**Task material:**
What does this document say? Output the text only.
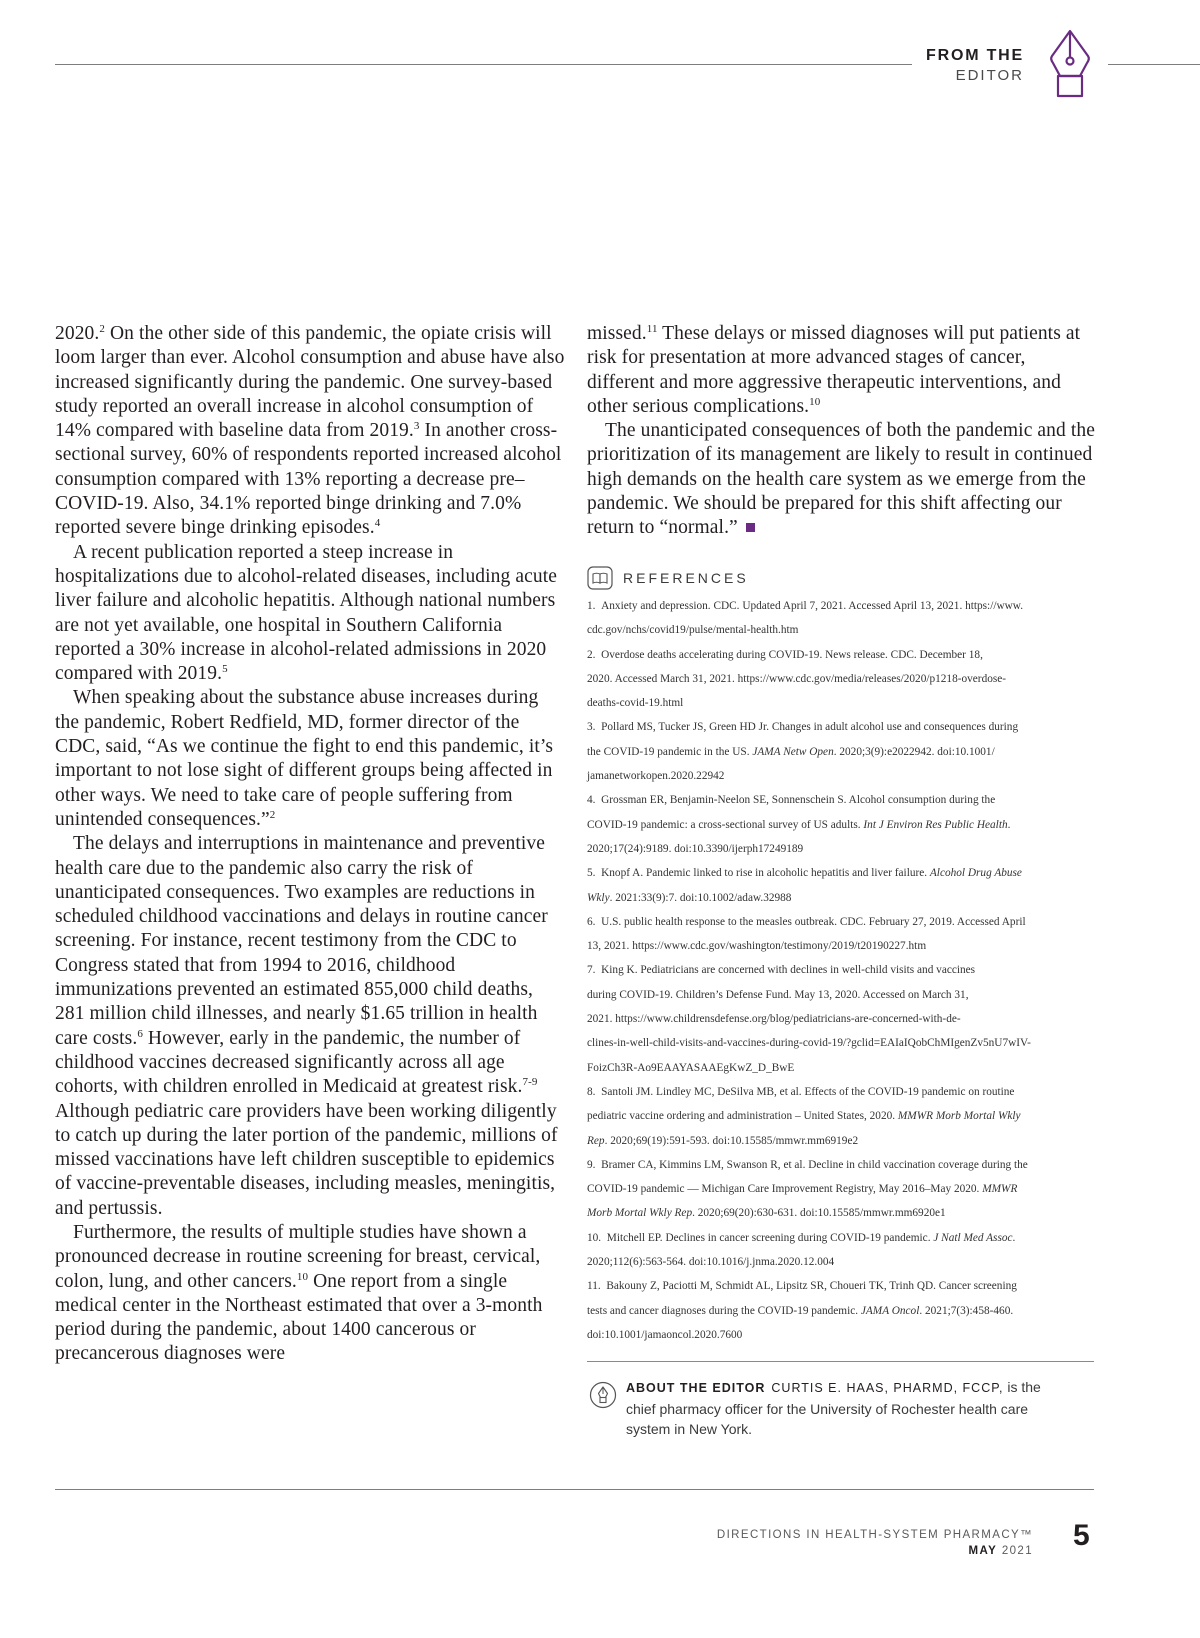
FROM THE
EDITOR

2020.$^2$ On the other side of this pandemic, the opiate crisis will loom larger than ever. Alcohol consumption and abuse have also increased significantly during the pandemic. One survey-based study reported an overall increase in alcohol consumption of 14% compared with baseline data from 2019.$^3$ In another cross-sectional survey, 60% of respondents reported increased alcohol consumption compared with 13% reporting a decrease pre–COVID-19. Also, 34.1% reported binge drinking and 7.0% reported severe binge drinking episodes.$^4$

A recent publication reported a steep increase in hospitalizations due to alcohol-related diseases, including acute liver failure and alcoholic hepatitis. Although national numbers are not yet available, one hospital in Southern California reported a 30% increase in alcohol-related admissions in 2020 compared with 2019.$^5$

When speaking about the substance abuse increases during the pandemic, Robert Redfield, MD, former director of the CDC, said, “As we continue the fight to end this pandemic, it’s important to not lose sight of different groups being affected in other ways. We need to take care of people suffering from unintended consequences.”$^2$

The delays and interruptions in maintenance and preventive health care due to the pandemic also carry the risk of unanticipated consequences. Two examples are reductions in scheduled childhood vaccinations and delays in routine cancer screening. For instance, recent testimony from the CDC to Congress stated that from 1994 to 2016, childhood immunizations prevented an estimated 855,000 child deaths, 281 million child illnesses, and nearly $1.65 trillion in health care costs.$^6$ However, early in the pandemic, the number of childhood vaccines decreased significantly across all age cohorts, with children enrolled in Medicaid at greatest risk.$^{7-9}$ Although pediatric care providers have been working diligently to catch up during the later portion of the pandemic, millions of missed vaccinations have left children susceptible to epidemics of vaccine-preventable diseases, including measles, meningitis, and pertussis.

Furthermore, the results of multiple studies have shown a pronounced decrease in routine screening for breast, cervical, colon, lung, and other cancers.$^{10}$ One report from a single medical center in the Northeast estimated that over a 3-month period during the pandemic, about 1400 cancerous or precancerous diagnoses were

missed.$^{11}$ These delays or missed diagnoses will put patients at risk for presentation at more advanced stages of cancer, different and more aggressive therapeutic interventions, and other serious complications.$^{10}$

The unanticipated consequences of both the pandemic and the prioritization of its management are likely to result in continued high demands on the health care system as we emerge from the pandemic. We should be prepared for this shift affecting our return to “normal.”

REFERENCES
1.  Anxiety and depression. CDC. Updated April 7, 2021. Accessed April 13, 2021. https://www.
cdc.gov/nchs/covid19/pulse/mental-health.htm
2.  Overdose deaths accelerating during COVID-19. News release. CDC. December 18,
2020. Accessed March 31, 2021. https://www.cdc.gov/media/releases/2020/p1218-overdose-
deaths-covid-19.html
3.  Pollard MS, Tucker JS, Green HD Jr. Changes in adult alcohol use and consequences during
the COVID-19 pandemic in the US. JAMA Netw Open. 2020;3(9):e2022942. doi:10.1001/
jamanetworkopen.2020.22942
4.  Grossman ER, Benjamin-Neelon SE, Sonnenschein S. Alcohol consumption during the
COVID-19 pandemic: a cross-sectional survey of US adults. Int J Environ Res Public Health.
2020;17(24):9189. doi:10.3390/ijerph17249189
5.  Knopf A. Pandemic linked to rise in alcoholic hepatitis and liver failure. Alcohol Drug Abuse
Wkly. 2021:33(9):7. doi:10.1002/adaw.32988
6.  U.S. public health response to the measles outbreak. CDC. February 27, 2019. Accessed April
13, 2021. https://www.cdc.gov/washington/testimony/2019/t20190227.htm
7.  King K. Pediatricians are concerned with declines in well-child visits and vaccines
during COVID-19. Children’s Defense Fund. May 13, 2020. Accessed on March 31,
2021. https://www.childrensdefense.org/blog/pediatricians-are-concerned-with-de-
clines-in-well-child-visits-and-vaccines-during-covid-19/?gclid=EAIaIQobChMIgenZv5nU7wIV-
FoizCh3R-Ao9EAAYASAAEgKwZ_D_BwE
8.  Santoli JM. Lindley MC, DeSilva MB, et al. Effects of the COVID-19 pandemic on routine
pediatric vaccine ordering and administration – United States, 2020. MMWR Morb Mortal Wkly
Rep. 2020;69(19):591-593. doi:10.15585/mmwr.mm6919e2
9.  Bramer CA, Kimmins LM, Swanson R, et al. Decline in child vaccination coverage during the
COVID-19 pandemic — Michigan Care Improvement Registry, May 2016–May 2020. MMWR
Morb Mortal Wkly Rep. 2020;69(20):630-631. doi:10.15585/mmwr.mm6920e1
10.  Mitchell EP. Declines in cancer screening during COVID-19 pandemic. J Natl Med Assoc.
2020;112(6):563-564. doi:10.1016/j.jnma.2020.12.004
11.  Bakouny Z, Paciotti M, Schmidt AL, Lipsitz SR, Choueri TK, Trinh QD. Cancer screening
tests and cancer diagnoses during the COVID-19 pandemic. JAMA Oncol. 2021;7(3):458-460.
doi:10.1001/jamaoncol.2020.7600
ABOUT THE EDITOR CURTIS E. HAAS, PHARMD, FCCP, is the
chief pharmacy officer for the University of Rochester health care
system in New York.
DIRECTIONS IN HEALTH-SYSTEM PHARMACY™
MAY 2021 5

**Exercise aim:**
Could you copy each line in the listing above that includes the word "https"?

**Answer to this exercise:**
1.  Anxiety and depression. CDC. Updated April 7, 2021. Accessed April 13, 2021. https://www.
2020. Accessed March 31, 2021. https://www.cdc.gov/media/releases/2020/p1218-overdose-
13, 2021. https://www.cdc.gov/washington/testimony/2019/t20190227.htm
2021. https://www.childrensdefense.org/blog/pediatricians-are-concerned-with-de-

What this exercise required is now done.